### Records for processing
>>>>
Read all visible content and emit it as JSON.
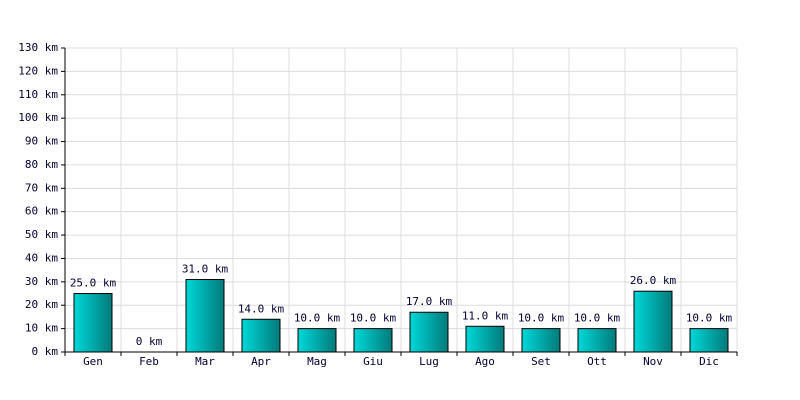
{
  "chart_data": {
    "type": "bar",
    "categories": [
      "Gen",
      "Feb",
      "Mar",
      "Apr",
      "Mag",
      "Giu",
      "Lug",
      "Ago",
      "Set",
      "Ott",
      "Nov",
      "Dic"
    ],
    "values": [
      25,
      0,
      31,
      14,
      10,
      10,
      17,
      11,
      10,
      10,
      26,
      10
    ],
    "value_labels": [
      "25.0 km",
      "0 km",
      "31.0 km",
      "14.0 km",
      "10.0 km",
      "10.0 km",
      "17.0 km",
      "11.0 km",
      "10.0 km",
      "10.0 km",
      "26.0 km",
      "10.0 km"
    ],
    "color": "#00d8d8",
    "ylim": [
      0,
      130
    ],
    "yticks": [
      {
        "value": 0,
        "label": "0 km"
      },
      {
        "value": 10,
        "label": "10 km"
      },
      {
        "value": 20,
        "label": "20 km"
      },
      {
        "value": 30,
        "label": "30 km"
      },
      {
        "value": 40,
        "label": "40 km"
      },
      {
        "value": 50,
        "label": "50 km"
      },
      {
        "value": 60,
        "label": "60 km"
      },
      {
        "value": 70,
        "label": "70 km"
      },
      {
        "value": 80,
        "label": "80 km"
      },
      {
        "value": 90,
        "label": "90 km"
      },
      {
        "value": 100,
        "label": "100 km"
      },
      {
        "value": 110,
        "label": "110 km"
      },
      {
        "value": 120,
        "label": "120 km"
      },
      {
        "value": 130,
        "label": "130 km"
      }
    ],
    "grid": true
  }
}
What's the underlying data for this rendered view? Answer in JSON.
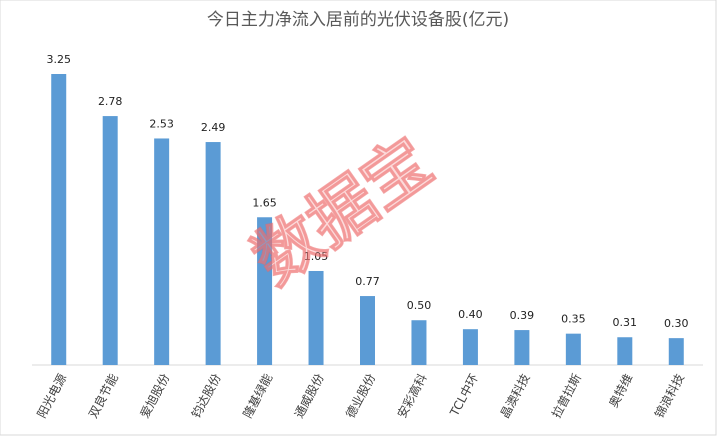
{
  "chart_data": {
    "type": "bar",
    "title": "今日主力净流入居前的光伏设备股(亿元)",
    "categories": [
      "阳光电源",
      "双良节能",
      "爱旭股份",
      "钧达股份",
      "隆基绿能",
      "通威股份",
      "德业股份",
      "安彩高科",
      "TCL中环",
      "晶澳科技",
      "拉普拉斯",
      "奥特维",
      "锦浪科技"
    ],
    "values": [
      3.25,
      2.78,
      2.53,
      2.49,
      1.65,
      1.05,
      0.77,
      0.5,
      0.4,
      0.39,
      0.35,
      0.31,
      0.3
    ],
    "value_labels": [
      "3.25",
      "2.78",
      "2.53",
      "2.49",
      "1.65",
      "1.05",
      "0.77",
      "0.50",
      "0.40",
      "0.39",
      "0.35",
      "0.31",
      "0.30"
    ],
    "color": "#5b9bd5",
    "watermark": "数据宝"
  }
}
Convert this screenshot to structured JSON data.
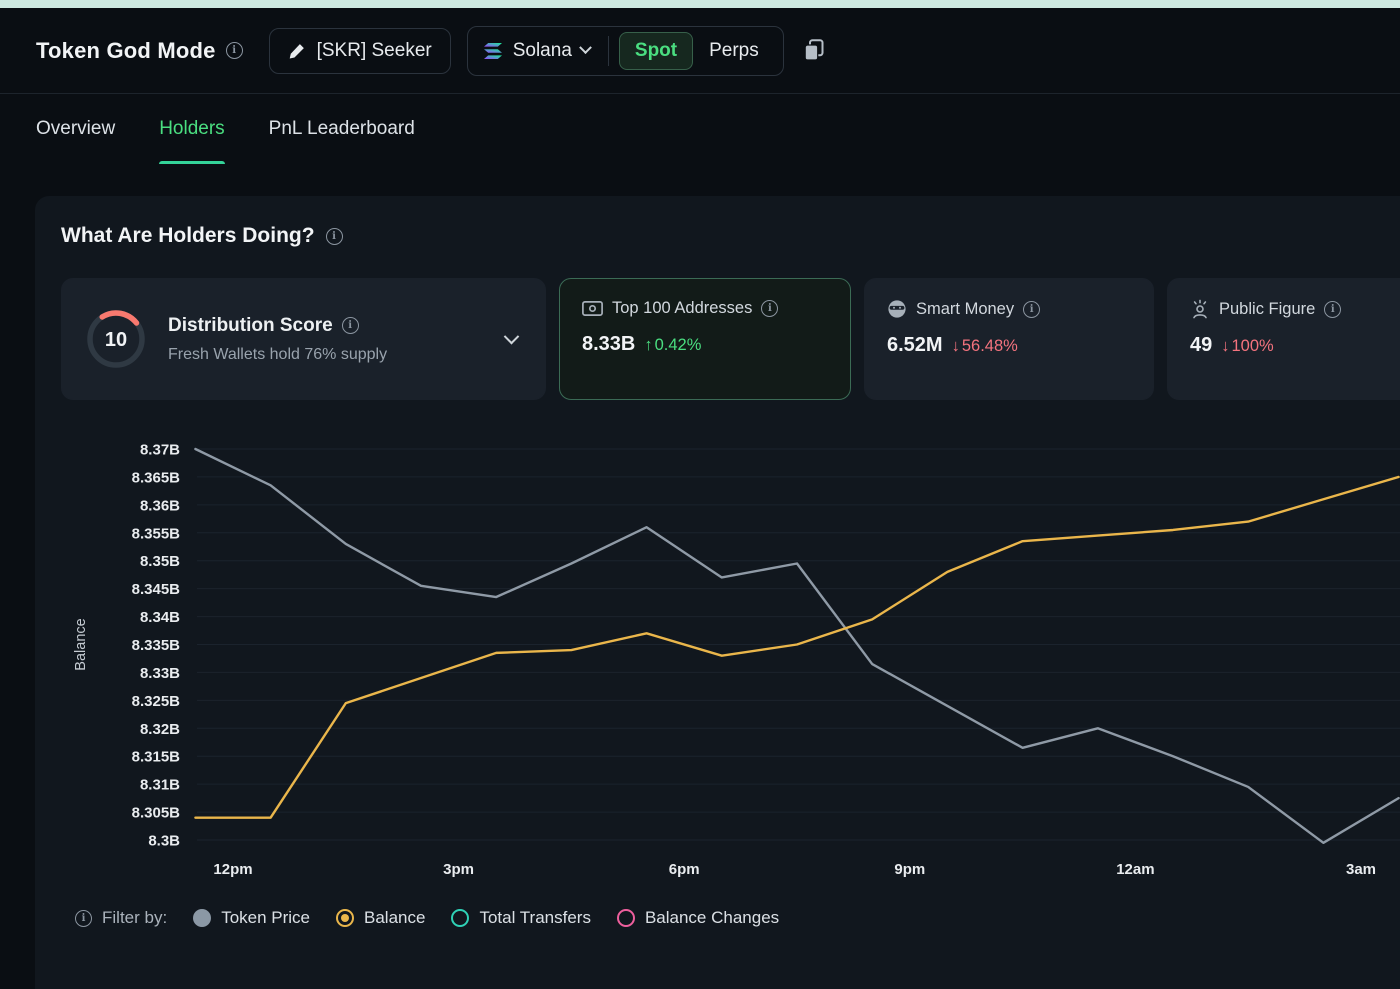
{
  "header": {
    "title": "Token God Mode",
    "token_button_label": "[SKR] Seeker",
    "chain_label": "Solana",
    "spot_label": "Spot",
    "perps_label": "Perps"
  },
  "tabs": [
    {
      "label": "Overview",
      "active": false
    },
    {
      "label": "Holders",
      "active": true
    },
    {
      "label": "PnL Leaderboard",
      "active": false
    }
  ],
  "panel": {
    "title": "What Are Holders Doing?",
    "cards": {
      "distribution": {
        "score": "10",
        "title": "Distribution Score",
        "subtitle": "Fresh Wallets hold 76% supply"
      },
      "top100": {
        "title": "Top 100 Addresses",
        "value": "8.33B",
        "arrow": "↑",
        "change": "0.42%",
        "direction": "up",
        "selected": true
      },
      "smart_money": {
        "title": "Smart Money",
        "value": "6.52M",
        "arrow": "↓",
        "change": "56.48%",
        "direction": "down",
        "selected": false
      },
      "public_figure": {
        "title": "Public Figure",
        "value": "49",
        "arrow": "↓",
        "change": "100%",
        "direction": "down",
        "selected": false
      }
    },
    "legend": {
      "label": "Filter by:",
      "items": [
        {
          "label": "Token Price",
          "color": "#8b98a5",
          "style": "filled",
          "selected": false
        },
        {
          "label": "Balance",
          "color": "#eab64b",
          "style": "radio",
          "selected": true
        },
        {
          "label": "Total Transfers",
          "color": "#2fd1b6",
          "style": "outline",
          "selected": false
        },
        {
          "label": "Balance Changes",
          "color": "#ee5f9d",
          "style": "outline",
          "selected": false
        }
      ]
    }
  },
  "chart_data": {
    "type": "line",
    "title": "",
    "xlabel": "",
    "ylabel": "Balance",
    "ylim": [
      8.3,
      8.37
    ],
    "y_tick_step": 0.005,
    "grid": true,
    "y_ticks": [
      "8.37B",
      "8.365B",
      "8.36B",
      "8.355B",
      "8.35B",
      "8.345B",
      "8.34B",
      "8.335B",
      "8.33B",
      "8.325B",
      "8.32B",
      "8.315B",
      "8.31B",
      "8.305B",
      "8.3B"
    ],
    "x_ticks": [
      "12pm",
      "3pm",
      "6pm",
      "9pm",
      "12am",
      "3am"
    ],
    "x_tick_hours": [
      0,
      3,
      6,
      9,
      12,
      15
    ],
    "x_hours": [
      -0.5,
      0.5,
      1.5,
      2.5,
      3.5,
      4.5,
      5.5,
      6.5,
      7.5,
      8.5,
      9.5,
      10.5,
      11.5,
      12.5,
      13.5,
      14.5,
      15.5
    ],
    "series": [
      {
        "name": "Token Price",
        "color": "#8f9aa6",
        "values": [
          8.37,
          8.3635,
          8.353,
          8.3455,
          8.3435,
          8.3495,
          8.356,
          8.347,
          8.3495,
          8.3315,
          8.324,
          8.3165,
          8.32,
          8.315,
          8.3095,
          8.2995,
          8.3075
        ]
      },
      {
        "name": "Balance",
        "color": "#eab64b",
        "values": [
          8.304,
          8.304,
          8.3245,
          8.329,
          8.3335,
          8.334,
          8.337,
          8.333,
          8.335,
          8.3395,
          8.348,
          8.3535,
          8.3545,
          8.3555,
          8.357,
          8.361,
          8.365
        ]
      }
    ]
  }
}
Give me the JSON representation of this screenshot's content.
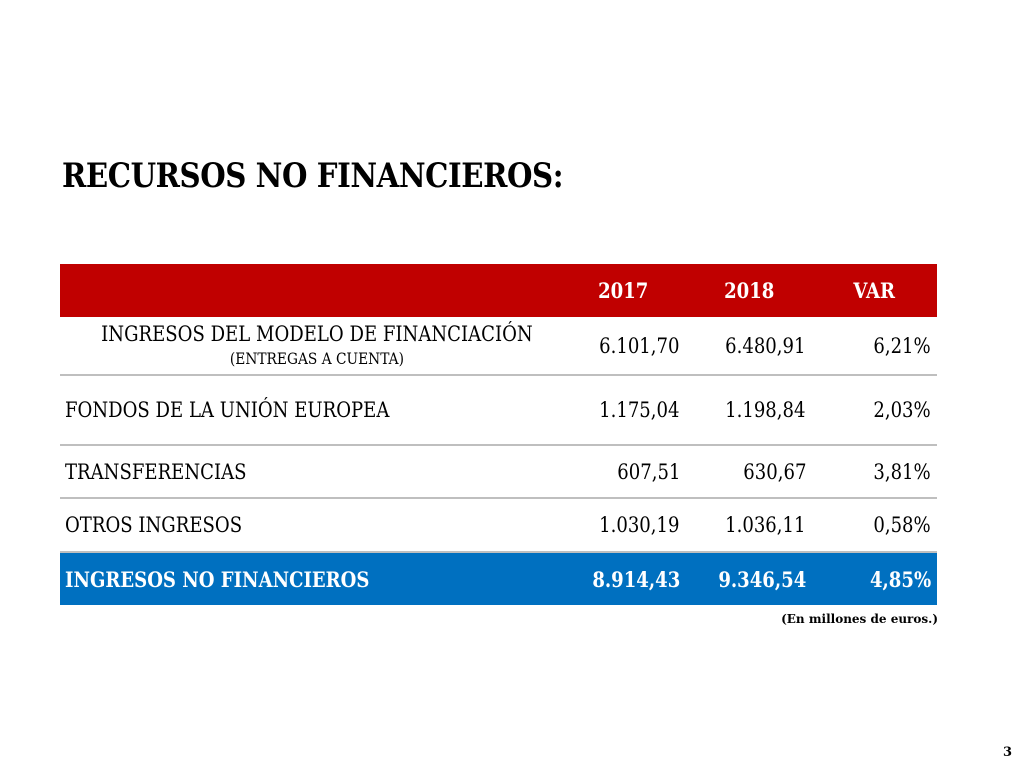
{
  "title": "RECURSOS NO FINANCIEROS:",
  "table": {
    "headers": [
      "",
      "2017",
      "2018",
      "VAR"
    ],
    "rows": [
      {
        "label": "INGRESOS DEL MODELO DE FINANCIACIÓN",
        "sublabel": "(ENTREGAS A CUENTA)",
        "v2017": "6.101,70",
        "v2018": "6.480,91",
        "var": "6,21%"
      },
      {
        "label": "FONDOS DE LA UNIÓN EUROPEA",
        "v2017": "1.175,04",
        "v2018": "1.198,84",
        "var": "2,03%"
      },
      {
        "label": "TRANSFERENCIAS",
        "v2017": "607,51",
        "v2018": "630,67",
        "var": "3,81%"
      },
      {
        "label": "OTROS INGRESOS",
        "v2017": "1.030,19",
        "v2018": "1.036,11",
        "var": "0,58%"
      }
    ],
    "total": {
      "label": "INGRESOS NO FINANCIEROS",
      "v2017": "8.914,43",
      "v2018": "9.346,54",
      "var": "4,85%"
    }
  },
  "footnote": "(En millones de euros.)",
  "page_number": "3",
  "colors": {
    "header_bg": "#c00000",
    "total_bg": "#0070c0"
  }
}
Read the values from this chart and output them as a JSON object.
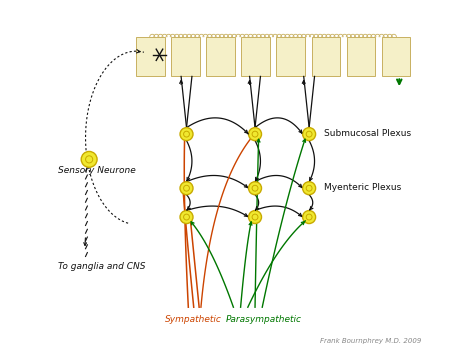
{
  "bg_color": "#ffffff",
  "intestine_color": "#f5f0c8",
  "intestine_border": "#c8b060",
  "neuron_face": "#f0e830",
  "neuron_edge": "#c8aa00",
  "black": "#111111",
  "red": "#cc4400",
  "green": "#007700",
  "labels": {
    "sensory_neuron": "Sensory Neurone",
    "submucosal": "Submucosal Plexus",
    "myenteric": "Myenteric Plexus",
    "sympathetic": "Sympathetic",
    "parasympathetic": "Parasympathetic",
    "ganglia": "To ganglia and CNS",
    "credit": "Frank Bournphrey M.D. 2009"
  },
  "label_fontsize": 6.5,
  "credit_fontsize": 5,
  "figsize": [
    4.74,
    3.62
  ],
  "dpi": 100,
  "xlim": [
    0,
    10
  ],
  "ylim": [
    0,
    10
  ]
}
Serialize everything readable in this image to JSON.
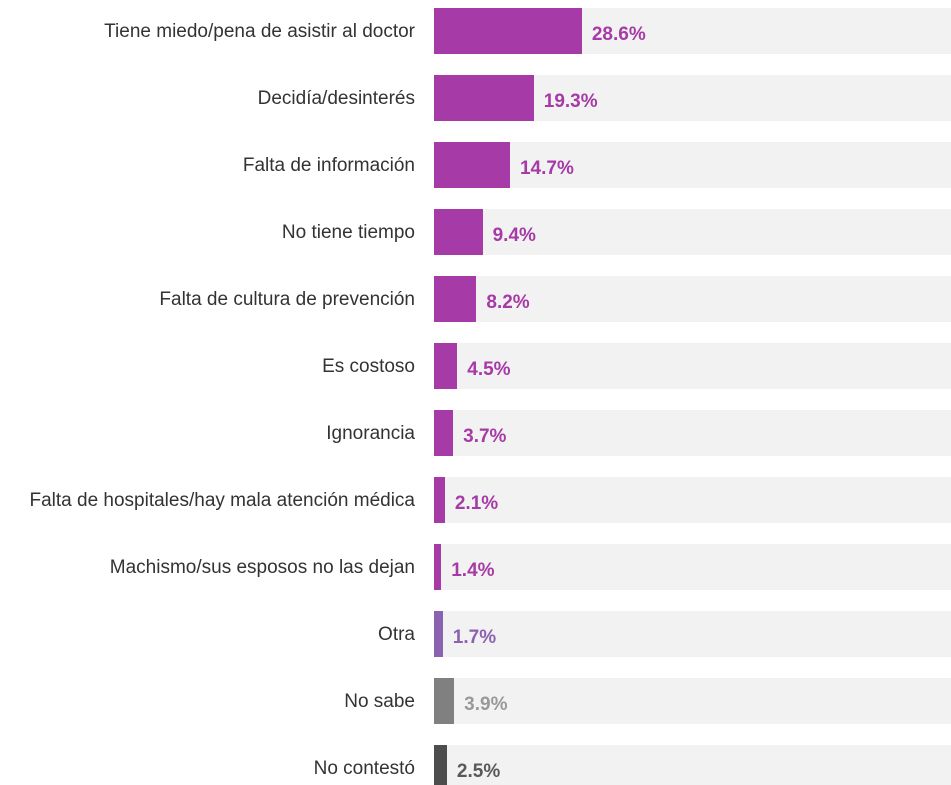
<<<<
### Written instruction
Identify each line of the material where the word "this" shows up, and copy it.

### Task response
What's the underlying data for this rendered view? Answer in JSON.
Convert this screenshot to structured JSON data.
Give me the JSON representation of this screenshot's content.
Read the values from this chart and output them as a JSON object.
Serialize everything readable in this image to JSON.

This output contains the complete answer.